##### SOURCE EXCERPT

## Geo data

In [1]:
import json

with open('sfpddistricts.geojson.json') as data_file:    
    data = json.load(data_file)

In [2]:
coordinates = []
for index in xrange(10):
    if index == 1: coordinates.append(data['features'][index]['geometry']['coordinates'][0][0])
    else: coordinates.append(data['features'][index]['geometry']['coordinates'][0])

In [3]:
dist_lat = {}
latitudes = []
dist_lon = {}
longitudes = []

for i in range(10):
    longitudes = []
    for j in range(len(coordinates[i])):
        longitudes.append(coordinates[i][j][0])
    dist_lon[i] = longitudes    
    
for i2 in range(10):
    latitudes = []
    for j2 in range(len(coordinates[i2])):
        latitudes.append(coordinates[i2][j2][1])

##########
##### DATA SUPPLIED

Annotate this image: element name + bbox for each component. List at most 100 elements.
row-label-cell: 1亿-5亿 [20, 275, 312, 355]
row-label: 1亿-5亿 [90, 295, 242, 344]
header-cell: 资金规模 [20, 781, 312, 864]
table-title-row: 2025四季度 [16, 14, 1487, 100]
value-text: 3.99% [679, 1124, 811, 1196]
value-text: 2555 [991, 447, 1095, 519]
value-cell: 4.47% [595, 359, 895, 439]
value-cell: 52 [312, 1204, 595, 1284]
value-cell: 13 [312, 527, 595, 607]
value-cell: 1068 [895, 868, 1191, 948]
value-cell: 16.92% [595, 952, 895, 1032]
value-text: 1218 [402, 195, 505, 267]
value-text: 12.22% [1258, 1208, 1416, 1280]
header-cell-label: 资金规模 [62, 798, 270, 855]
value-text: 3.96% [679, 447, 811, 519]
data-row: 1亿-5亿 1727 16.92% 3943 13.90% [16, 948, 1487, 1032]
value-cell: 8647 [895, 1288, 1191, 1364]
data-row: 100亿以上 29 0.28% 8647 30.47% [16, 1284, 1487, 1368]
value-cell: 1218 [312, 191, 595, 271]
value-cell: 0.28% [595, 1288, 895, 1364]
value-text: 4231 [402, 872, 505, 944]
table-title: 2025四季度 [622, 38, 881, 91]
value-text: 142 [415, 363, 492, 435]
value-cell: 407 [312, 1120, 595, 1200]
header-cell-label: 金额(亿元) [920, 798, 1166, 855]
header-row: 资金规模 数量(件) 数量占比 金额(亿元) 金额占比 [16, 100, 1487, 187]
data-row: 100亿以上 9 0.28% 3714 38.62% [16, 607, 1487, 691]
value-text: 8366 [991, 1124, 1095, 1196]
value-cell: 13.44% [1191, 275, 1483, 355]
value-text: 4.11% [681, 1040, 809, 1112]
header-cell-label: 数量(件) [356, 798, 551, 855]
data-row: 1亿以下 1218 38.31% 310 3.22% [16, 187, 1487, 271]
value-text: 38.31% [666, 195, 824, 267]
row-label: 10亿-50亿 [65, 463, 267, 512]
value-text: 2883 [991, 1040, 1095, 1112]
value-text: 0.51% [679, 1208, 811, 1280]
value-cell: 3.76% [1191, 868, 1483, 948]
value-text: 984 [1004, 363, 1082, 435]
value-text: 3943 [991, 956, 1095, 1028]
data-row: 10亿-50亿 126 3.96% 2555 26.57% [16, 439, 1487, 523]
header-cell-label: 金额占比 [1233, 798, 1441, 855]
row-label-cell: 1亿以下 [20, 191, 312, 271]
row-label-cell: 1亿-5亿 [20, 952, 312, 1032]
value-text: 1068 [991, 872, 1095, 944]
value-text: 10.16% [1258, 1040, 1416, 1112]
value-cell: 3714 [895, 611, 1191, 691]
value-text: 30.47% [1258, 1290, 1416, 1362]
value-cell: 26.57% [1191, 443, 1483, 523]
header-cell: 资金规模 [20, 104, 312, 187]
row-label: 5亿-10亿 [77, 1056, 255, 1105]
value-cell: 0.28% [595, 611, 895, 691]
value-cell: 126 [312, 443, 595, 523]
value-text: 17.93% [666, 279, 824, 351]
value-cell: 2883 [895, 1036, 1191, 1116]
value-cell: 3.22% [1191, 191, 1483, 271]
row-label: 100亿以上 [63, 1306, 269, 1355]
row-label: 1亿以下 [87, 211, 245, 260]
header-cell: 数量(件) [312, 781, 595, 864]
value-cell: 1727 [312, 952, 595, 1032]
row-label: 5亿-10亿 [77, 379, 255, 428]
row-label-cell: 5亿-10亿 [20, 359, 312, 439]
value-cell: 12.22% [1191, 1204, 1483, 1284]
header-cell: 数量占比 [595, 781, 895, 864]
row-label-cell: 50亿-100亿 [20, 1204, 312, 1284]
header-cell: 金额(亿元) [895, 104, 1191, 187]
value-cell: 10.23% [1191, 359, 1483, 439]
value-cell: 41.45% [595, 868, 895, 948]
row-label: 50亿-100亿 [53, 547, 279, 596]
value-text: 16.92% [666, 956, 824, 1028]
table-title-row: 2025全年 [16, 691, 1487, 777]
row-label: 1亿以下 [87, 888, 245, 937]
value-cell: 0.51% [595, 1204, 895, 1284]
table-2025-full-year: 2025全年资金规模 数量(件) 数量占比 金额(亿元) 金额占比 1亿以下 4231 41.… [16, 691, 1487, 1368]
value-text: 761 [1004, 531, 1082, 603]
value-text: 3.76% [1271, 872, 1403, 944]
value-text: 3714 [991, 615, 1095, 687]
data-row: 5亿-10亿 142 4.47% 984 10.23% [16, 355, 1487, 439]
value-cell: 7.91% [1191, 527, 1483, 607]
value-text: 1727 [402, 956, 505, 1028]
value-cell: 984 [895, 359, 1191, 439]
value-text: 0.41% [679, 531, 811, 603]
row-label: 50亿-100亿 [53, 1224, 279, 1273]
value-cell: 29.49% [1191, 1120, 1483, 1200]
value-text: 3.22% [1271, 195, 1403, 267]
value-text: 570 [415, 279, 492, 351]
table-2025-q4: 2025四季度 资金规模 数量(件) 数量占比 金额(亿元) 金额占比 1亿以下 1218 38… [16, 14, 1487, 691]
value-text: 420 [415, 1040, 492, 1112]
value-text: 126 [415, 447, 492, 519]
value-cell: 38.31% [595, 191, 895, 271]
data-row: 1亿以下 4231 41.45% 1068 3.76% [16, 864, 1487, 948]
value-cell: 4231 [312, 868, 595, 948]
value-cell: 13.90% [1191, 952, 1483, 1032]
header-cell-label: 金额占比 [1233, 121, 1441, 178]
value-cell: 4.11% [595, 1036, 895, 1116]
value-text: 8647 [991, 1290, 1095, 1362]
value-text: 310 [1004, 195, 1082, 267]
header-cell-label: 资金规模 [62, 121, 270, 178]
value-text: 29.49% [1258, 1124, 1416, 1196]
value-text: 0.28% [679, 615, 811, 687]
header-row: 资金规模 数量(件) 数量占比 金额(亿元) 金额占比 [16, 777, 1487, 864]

##########

WHAT TO WORK ON
[1] Reproduce the part of the listing that opens with its first line and closes with the line containing "value-cell: 26.57% [1191, 443, 1483, 523]", including both of those lines.
[2] Pick up the geo data code from its last line and continue it.

SOLVED PROBLEMS
[1]
Annotate this image: element name + bbox for each component. List at most 100 elements.
row-label-cell: 1亿-5亿 [20, 275, 312, 355]
row-label: 1亿-5亿 [90, 295, 242, 344]
header-cell: 资金规模 [20, 781, 312, 864]
table-title-row: 2025四季度 [16, 14, 1487, 100]
value-text: 3.99% [679, 1124, 811, 1196]
value-text: 2555 [991, 447, 1095, 519]
value-cell: 4.47% [595, 359, 895, 439]
value-cell: 52 [312, 1204, 595, 1284]
value-cell: 13 [312, 527, 595, 607]
value-cell: 1068 [895, 868, 1191, 948]
value-cell: 16.92% [595, 952, 895, 1032]
value-text: 1218 [402, 195, 505, 267]
value-text: 12.22% [1258, 1208, 1416, 1280]
header-cell-label: 资金规模 [62, 798, 270, 855]
value-text: 3.96% [679, 447, 811, 519]
data-row: 1亿-5亿 1727 16.92% 3943 13.90% [16, 948, 1487, 1032]
value-cell: 8647 [895, 1288, 1191, 1364]
data-row: 100亿以上 29 0.28% 8647 30.47% [16, 1284, 1487, 1368]
value-cell: 1218 [312, 191, 595, 271]
value-cell: 0.28% [595, 1288, 895, 1364]
value-text: 4231 [402, 872, 505, 944]
table-title: 2025四季度 [622, 38, 881, 91]
value-text: 142 [415, 363, 492, 435]
value-cell: 407 [312, 1120, 595, 1200]
header-cell-label: 金额(亿元) [920, 798, 1166, 855]
header-row: 资金规模 数量(件) 数量占比 金额(亿元) 金额占比 [16, 100, 1487, 187]
data-row: 100亿以上 9 0.28% 3714 38.62% [16, 607, 1487, 691]
value-text: 8366 [991, 1124, 1095, 1196]
value-cell: 13.44% [1191, 275, 1483, 355]
value-text: 4.11% [681, 1040, 809, 1112]
header-cell-label: 数量(件) [356, 798, 551, 855]
data-row: 1亿以下 1218 38.31% 310 3.22% [16, 187, 1487, 271]
value-text: 38.31% [666, 195, 824, 267]
row-label: 10亿-50亿 [65, 463, 267, 512]
value-text: 2883 [991, 1040, 1095, 1112]
value-text: 0.51% [679, 1208, 811, 1280]
value-cell: 3.76% [1191, 868, 1483, 948]
value-text: 984 [1004, 363, 1082, 435]
value-text: 3943 [991, 956, 1095, 1028]
data-row: 10亿-50亿 126 3.96% 2555 26.57% [16, 439, 1487, 523]
header-cell-label: 金额占比 [1233, 798, 1441, 855]
row-label-cell: 1亿以下 [20, 191, 312, 271]
row-label-cell: 1亿-5亿 [20, 952, 312, 1032]
value-text: 1068 [991, 872, 1095, 944]
value-text: 10.16% [1258, 1040, 1416, 1112]
value-cell: 3714 [895, 611, 1191, 691]
value-text: 30.47% [1258, 1290, 1416, 1362]
value-cell: 26.57% [1191, 443, 1483, 523]

[2]
    dist_lat[i2] = latitudes

In [4]:
def find_max(dic):
    
    max_ini = None
    for key, values in dic.iteritems():
        max_val = max(values)
        
        if max_val > max_ini:
            max_ini = max_val
            
    return max_ini

max_lon = find_max(dist_lon)
max_lat = find_max(dist_lat)

print "max lat: %f" % max_lat
print "max lon: %f" % max_lon

max lat: 37.811575
max lon: -122.356983


In [5]:
def find_min(dic):
    
    min_ini = 0
    for key, values in dic.iteritems():
        min_val = min(values)

        if min_val < min_ini:
            min_ini = min_val
            
    return min_ini

min_lon = find_min(dist_lon)

print "min lon: %f" % min_lon

min lon: -122.514949


## Data for visualization

In [6]:
import pandas as pd

def readfile(filename):
    
    data = pd.read_csv(filename)
    return data

filename = 'SFPD_Incidents_-_from_1_January_2003.csv'
#read file
dataset = readfile(filename)

In [7]:
#extract year from date column in the CSV file and only keep them from 2003 to 2015 (full years in the database)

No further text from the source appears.